[Dataset items]
◆ ◆ ◆ ◆ ◆ ◆ ◆

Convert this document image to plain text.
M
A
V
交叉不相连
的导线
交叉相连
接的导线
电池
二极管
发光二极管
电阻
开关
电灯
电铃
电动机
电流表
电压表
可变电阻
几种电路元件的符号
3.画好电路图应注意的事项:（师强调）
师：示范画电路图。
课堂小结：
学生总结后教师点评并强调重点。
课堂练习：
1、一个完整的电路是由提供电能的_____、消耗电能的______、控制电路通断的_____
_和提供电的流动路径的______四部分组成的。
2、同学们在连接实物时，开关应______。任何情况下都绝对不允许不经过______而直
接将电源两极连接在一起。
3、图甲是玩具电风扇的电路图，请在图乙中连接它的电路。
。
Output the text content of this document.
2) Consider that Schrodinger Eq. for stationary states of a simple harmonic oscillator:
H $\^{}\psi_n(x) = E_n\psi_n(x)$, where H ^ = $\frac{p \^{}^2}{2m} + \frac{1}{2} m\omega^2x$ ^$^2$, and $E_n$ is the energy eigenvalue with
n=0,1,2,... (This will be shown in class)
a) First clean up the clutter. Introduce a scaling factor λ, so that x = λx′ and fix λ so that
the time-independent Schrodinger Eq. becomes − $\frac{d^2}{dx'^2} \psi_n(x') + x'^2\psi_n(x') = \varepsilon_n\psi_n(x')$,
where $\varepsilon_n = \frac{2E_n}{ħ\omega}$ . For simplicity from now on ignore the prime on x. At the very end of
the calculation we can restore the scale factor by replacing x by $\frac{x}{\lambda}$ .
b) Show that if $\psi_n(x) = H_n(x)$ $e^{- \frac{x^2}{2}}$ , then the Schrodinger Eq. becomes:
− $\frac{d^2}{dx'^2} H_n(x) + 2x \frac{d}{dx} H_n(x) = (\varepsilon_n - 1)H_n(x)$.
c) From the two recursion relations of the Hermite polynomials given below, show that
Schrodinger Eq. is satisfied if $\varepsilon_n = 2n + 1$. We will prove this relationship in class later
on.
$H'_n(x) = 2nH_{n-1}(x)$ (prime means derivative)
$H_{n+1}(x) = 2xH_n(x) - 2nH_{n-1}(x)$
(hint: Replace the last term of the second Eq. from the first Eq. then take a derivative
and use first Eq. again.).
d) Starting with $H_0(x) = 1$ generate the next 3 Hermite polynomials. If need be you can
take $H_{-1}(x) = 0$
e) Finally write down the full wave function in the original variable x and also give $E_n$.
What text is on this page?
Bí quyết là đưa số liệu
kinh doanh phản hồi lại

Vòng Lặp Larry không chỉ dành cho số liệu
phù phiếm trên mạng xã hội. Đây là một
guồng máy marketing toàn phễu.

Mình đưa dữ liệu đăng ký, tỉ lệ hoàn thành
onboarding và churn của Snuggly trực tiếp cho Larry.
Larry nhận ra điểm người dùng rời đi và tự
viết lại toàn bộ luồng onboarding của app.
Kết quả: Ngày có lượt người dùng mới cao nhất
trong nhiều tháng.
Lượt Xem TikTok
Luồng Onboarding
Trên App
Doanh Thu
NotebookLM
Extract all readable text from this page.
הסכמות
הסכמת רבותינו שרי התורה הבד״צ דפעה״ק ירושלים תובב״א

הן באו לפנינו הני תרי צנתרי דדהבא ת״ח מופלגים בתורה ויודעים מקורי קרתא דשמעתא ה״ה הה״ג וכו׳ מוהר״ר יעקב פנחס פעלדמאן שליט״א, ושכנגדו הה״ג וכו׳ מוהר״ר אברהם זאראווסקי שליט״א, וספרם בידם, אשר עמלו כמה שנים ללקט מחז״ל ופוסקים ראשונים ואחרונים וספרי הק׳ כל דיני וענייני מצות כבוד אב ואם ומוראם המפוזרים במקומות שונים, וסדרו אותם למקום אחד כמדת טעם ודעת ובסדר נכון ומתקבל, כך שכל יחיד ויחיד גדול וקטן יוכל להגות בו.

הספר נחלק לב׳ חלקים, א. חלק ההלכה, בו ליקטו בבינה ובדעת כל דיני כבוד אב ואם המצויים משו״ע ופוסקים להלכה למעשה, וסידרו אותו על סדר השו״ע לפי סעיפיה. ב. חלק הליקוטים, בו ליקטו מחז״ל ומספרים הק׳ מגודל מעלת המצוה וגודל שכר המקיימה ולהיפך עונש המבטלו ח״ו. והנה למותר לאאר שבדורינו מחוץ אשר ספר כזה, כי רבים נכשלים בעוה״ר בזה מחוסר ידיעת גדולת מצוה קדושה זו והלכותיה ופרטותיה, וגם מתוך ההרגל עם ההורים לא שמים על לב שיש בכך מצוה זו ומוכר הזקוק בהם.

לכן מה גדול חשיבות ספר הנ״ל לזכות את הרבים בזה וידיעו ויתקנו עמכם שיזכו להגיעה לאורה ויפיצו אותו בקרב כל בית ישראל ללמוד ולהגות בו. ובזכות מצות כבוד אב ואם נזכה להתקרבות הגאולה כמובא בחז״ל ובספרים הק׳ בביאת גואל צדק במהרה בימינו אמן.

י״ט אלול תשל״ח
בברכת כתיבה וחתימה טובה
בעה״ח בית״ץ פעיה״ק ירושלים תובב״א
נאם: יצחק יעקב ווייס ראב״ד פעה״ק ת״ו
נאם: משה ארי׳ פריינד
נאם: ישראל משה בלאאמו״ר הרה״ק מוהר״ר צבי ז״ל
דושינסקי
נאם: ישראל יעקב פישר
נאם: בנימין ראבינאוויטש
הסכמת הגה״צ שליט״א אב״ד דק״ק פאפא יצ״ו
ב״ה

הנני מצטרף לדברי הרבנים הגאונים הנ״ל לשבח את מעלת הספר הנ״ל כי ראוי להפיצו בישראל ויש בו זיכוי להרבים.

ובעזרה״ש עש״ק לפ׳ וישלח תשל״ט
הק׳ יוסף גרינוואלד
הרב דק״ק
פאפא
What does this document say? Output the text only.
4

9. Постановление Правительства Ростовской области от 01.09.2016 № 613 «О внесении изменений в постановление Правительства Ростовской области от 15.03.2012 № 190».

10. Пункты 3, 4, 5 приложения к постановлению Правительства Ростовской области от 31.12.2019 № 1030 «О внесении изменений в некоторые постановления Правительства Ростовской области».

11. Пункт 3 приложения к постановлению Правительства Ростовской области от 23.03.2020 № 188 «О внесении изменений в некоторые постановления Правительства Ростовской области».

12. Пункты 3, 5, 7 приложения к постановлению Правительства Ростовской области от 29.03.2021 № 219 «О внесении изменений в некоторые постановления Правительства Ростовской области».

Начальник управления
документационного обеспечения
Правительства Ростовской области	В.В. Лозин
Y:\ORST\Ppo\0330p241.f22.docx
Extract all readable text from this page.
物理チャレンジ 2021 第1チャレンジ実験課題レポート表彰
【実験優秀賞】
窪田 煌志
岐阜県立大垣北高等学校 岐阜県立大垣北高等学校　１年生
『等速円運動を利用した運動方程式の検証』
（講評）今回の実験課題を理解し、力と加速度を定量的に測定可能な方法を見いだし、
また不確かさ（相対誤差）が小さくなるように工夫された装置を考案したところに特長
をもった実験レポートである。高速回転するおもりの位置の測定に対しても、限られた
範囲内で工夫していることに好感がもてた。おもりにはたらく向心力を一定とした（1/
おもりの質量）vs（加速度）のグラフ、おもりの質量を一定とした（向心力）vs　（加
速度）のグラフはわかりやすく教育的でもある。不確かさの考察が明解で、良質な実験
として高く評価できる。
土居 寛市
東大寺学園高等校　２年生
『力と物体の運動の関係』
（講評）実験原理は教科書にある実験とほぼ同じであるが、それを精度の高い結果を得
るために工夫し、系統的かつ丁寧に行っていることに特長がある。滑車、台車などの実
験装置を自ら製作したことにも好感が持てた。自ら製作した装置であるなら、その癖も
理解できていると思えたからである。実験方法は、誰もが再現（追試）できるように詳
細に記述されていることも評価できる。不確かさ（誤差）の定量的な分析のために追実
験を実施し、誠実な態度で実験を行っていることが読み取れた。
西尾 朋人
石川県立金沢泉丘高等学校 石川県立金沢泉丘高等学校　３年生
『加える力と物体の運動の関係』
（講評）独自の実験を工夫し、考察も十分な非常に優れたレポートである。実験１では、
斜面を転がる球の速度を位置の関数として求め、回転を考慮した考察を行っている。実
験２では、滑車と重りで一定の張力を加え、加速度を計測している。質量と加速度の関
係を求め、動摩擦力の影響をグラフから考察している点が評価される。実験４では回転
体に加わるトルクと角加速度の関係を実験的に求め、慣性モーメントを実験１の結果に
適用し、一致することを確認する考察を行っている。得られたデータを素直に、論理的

◆ ◆ ◆ ◆ ◆ ◆ ◆

### SHORT EXERCISE
Find all lines where the word "Ростовской" appears. Copy them.

### TASK ANSWER
9. Постановление Правительства Ростовской области от 01.09.2016 № 613 «О внесении изменений в постановление Правительства Ростовской области от 15.03.2012 № 190».
10. Пункты 3, 4, 5 приложения к постановлению Правительства Ростовской области от 31.12.2019 № 1030 «О внесении изменений в некоторые постановления Правительства Ростовской области».
11. Пункт 3 приложения к постановлению Правительства Ростовской области от 23.03.2020 № 188 «О внесении изменений в некоторые постановления Правительства Ростовской области».
12. Пункты 3, 5, 7 приложения к постановлению Правительства Ростовской области от 29.03.2021 № 219 «О внесении изменений в некоторые постановления Правительства Ростовской области».
Правительства Ростовской области	В.В. Лозин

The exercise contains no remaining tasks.